* Stated goal: Retype each entry below, keeping every character the same.
※ ※ ※
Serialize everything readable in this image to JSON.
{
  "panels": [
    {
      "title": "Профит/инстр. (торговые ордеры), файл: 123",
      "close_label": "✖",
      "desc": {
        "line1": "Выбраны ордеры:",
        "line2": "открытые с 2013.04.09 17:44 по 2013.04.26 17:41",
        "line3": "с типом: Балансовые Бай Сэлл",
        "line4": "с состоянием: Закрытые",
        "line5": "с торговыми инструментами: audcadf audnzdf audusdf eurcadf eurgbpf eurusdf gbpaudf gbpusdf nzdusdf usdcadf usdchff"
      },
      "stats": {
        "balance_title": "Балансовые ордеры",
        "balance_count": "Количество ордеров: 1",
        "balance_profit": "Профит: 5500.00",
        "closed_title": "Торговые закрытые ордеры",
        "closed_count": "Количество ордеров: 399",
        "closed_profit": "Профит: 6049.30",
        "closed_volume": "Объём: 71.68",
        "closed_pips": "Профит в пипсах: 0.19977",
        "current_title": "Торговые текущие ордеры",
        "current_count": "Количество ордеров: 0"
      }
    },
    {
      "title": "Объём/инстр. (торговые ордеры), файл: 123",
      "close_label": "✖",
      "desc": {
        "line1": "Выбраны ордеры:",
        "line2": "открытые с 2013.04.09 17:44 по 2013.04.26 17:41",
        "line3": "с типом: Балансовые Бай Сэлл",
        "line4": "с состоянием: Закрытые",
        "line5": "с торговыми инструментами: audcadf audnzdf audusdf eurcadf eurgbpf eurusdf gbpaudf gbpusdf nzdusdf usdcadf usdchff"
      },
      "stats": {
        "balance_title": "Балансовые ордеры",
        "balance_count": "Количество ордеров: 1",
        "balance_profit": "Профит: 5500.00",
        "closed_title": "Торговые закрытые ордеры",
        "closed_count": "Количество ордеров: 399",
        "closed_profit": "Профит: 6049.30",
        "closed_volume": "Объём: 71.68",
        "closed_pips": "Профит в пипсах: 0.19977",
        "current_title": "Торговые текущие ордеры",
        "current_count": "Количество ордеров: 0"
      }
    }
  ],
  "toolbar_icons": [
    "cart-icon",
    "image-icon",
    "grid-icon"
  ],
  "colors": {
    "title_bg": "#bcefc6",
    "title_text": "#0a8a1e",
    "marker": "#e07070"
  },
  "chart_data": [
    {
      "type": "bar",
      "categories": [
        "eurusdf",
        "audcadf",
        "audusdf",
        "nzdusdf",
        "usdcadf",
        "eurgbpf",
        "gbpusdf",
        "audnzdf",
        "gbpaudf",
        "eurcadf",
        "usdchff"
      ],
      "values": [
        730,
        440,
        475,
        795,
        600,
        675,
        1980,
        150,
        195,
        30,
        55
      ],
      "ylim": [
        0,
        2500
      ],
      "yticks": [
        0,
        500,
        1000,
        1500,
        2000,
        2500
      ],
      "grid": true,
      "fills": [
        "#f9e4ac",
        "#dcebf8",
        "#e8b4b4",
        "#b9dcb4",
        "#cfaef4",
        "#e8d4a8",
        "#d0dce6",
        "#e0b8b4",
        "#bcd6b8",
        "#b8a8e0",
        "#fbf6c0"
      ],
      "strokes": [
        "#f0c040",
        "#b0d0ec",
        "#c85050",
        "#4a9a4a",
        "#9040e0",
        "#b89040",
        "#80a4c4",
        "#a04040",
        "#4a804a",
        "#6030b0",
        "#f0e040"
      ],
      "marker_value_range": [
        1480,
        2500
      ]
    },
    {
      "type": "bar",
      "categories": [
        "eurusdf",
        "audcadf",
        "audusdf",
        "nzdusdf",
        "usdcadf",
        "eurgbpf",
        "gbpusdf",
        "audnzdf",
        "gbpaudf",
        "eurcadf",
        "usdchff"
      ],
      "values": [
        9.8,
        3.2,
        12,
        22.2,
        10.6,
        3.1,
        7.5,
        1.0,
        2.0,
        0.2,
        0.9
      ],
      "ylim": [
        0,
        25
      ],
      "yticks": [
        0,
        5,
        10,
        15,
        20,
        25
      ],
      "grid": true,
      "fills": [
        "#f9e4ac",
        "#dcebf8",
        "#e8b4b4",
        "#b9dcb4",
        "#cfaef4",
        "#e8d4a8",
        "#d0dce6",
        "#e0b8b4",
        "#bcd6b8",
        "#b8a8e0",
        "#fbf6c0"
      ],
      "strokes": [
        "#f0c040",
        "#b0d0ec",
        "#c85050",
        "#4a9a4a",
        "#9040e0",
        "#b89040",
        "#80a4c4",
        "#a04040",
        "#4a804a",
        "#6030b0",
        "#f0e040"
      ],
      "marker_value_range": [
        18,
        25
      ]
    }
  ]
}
※ ※ ※
* Answer for this exercise:
Serialize everything readable in this image to JSON.
{
  "panels": [
    {
      "title": "Профит/инстр. (торговые ордеры), файл: 123",
      "close_label": "✖",
      "desc": {
        "line1": "Выбраны ордеры:",
        "line2": "открытые с 2013.04.09 17:44 по 2013.04.26 17:41",
        "line3": "с типом: Балансовые Бай Сэлл",
        "line4": "с состоянием: Закрытые",
        "line5": "с торговыми инструментами: audcadf audnzdf audusdf eurcadf eurgbpf eurusdf gbpaudf gbpusdf nzdusdf usdcadf usdchff"
      },
      "stats": {
        "balance_title": "Балансовые ордеры",
        "balance_count": "Количество ордеров: 1",
        "balance_profit": "Профит: 5500.00",
        "closed_title": "Торговые закрытые ордеры",
        "closed_count": "Количество ордеров: 399",
        "closed_profit": "Профит: 6049.30",
        "closed_volume": "Объём: 71.68",
        "closed_pips": "Профит в пипсах: 0.19977",
        "current_title": "Торговые текущие ордеры",
        "current_count": "Количество ордеров: 0"
      }
    },
    {
      "title": "Объём/инстр. (торговые ордеры), файл: 123",
      "close_label": "✖",
      "desc": {
        "line1": "Выбраны ордеры:",
        "line2": "открытые с 2013.04.09 17:44 по 2013.04.26 17:41",
        "line3": "с типом: Балансовые Бай Сэлл",
        "line4": "с состоянием: Закрытые",
        "line5": "с торговыми инструментами: audcadf audnzdf audusdf eurcadf eurgbpf eurusdf gbpaudf gbpusdf nzdusdf usdcadf usdchff"
      },
      "stats": {
        "balance_title": "Балансовые ордеры",
        "balance_count": "Количество ордеров: 1",
        "balance_profit": "Профит: 5500.00",
        "closed_title": "Торговые закрытые ордеры",
        "closed_count": "Количество ордеров: 399",
        "closed_profit": "Профит: 6049.30",
        "closed_volume": "Объём: 71.68",
        "closed_pips": "Профит в пипсах: 0.19977",
        "current_title": "Торговые текущие ордеры",
        "current_count": "Количество ордеров: 0"
      }
    }
  ],
  "toolbar_icons": [
    "cart-icon",
    "image-icon",
    "grid-icon"
  ],
  "colors": {
    "title_bg": "#bcefc6",
    "title_text": "#0a8a1e",
    "marker": "#e07070"
  },
  "chart_data": [
    {
      "type": "bar",
      "categories": [
        "eurusdf",
        "audcadf",
        "audusdf",
        "nzdusdf",
        "usdcadf",
        "eurgbpf",
        "gbpusdf",
        "audnzdf",
        "gbpaudf",
        "eurcadf",
        "usdchff"
      ],
      "values": [
        730,
        440,
        475,
        795,
        600,
        675,
        1980,
        150,
        195,
        30,
        55
      ],
      "ylim": [
        0,
        2500
      ],
      "yticks": [
        0,
        500,
        1000,
        1500,
        2000,
        2500
      ],
      "grid": true,
      "fills": [
        "#f9e4ac",
        "#dcebf8",
        "#e8b4b4",
        "#b9dcb4",
        "#cfaef4",
        "#e8d4a8",
        "#d0dce6",
        "#e0b8b4",
        "#bcd6b8",
        "#b8a8e0",
        "#fbf6c0"
      ],
      "strokes": [
        "#f0c040",
        "#b0d0ec",
        "#c85050",
        "#4a9a4a",
        "#9040e0",
        "#b89040",
        "#80a4c4",
        "#a04040",
        "#4a804a",
        "#6030b0",
        "#f0e040"
      ],
      "marker_value_range": [
        1480,
        2500
      ]
    },
    {
      "type": "bar",
      "categories": [
        "eurusdf",
        "audcadf",
        "audusdf",
        "nzdusdf",
        "usdcadf",
        "eurgbpf",
        "gbpusdf",
        "audnzdf",
        "gbpaudf",
        "eurcadf",
        "usdchff"
      ],
      "values": [
        9.8,
        3.2,
        12,
        22.2,
        10.6,
        3.1,
        7.5,
        1.0,
        2.0,
        0.2,
        0.9
      ],
      "ylim": [
        0,
        25
      ],
      "yticks": [
        0,
        5,
        10,
        15,
        20,
        25
      ],
      "grid": true,
      "fills": [
        "#f9e4ac",
        "#dcebf8",
        "#e8b4b4",
        "#b9dcb4",
        "#cfaef4",
        "#e8d4a8",
        "#d0dce6",
        "#e0b8b4",
        "#bcd6b8",
        "#b8a8e0",
        "#fbf6c0"
      ],
      "strokes": [
        "#f0c040",
        "#b0d0ec",
        "#c85050",
        "#4a9a4a",
        "#9040e0",
        "#b89040",
        "#80a4c4",
        "#a04040",
        "#4a804a",
        "#6030b0",
        "#f0e040"
      ],
      "marker_value_range": [
        18,
        25
      ]
    }
  ]
}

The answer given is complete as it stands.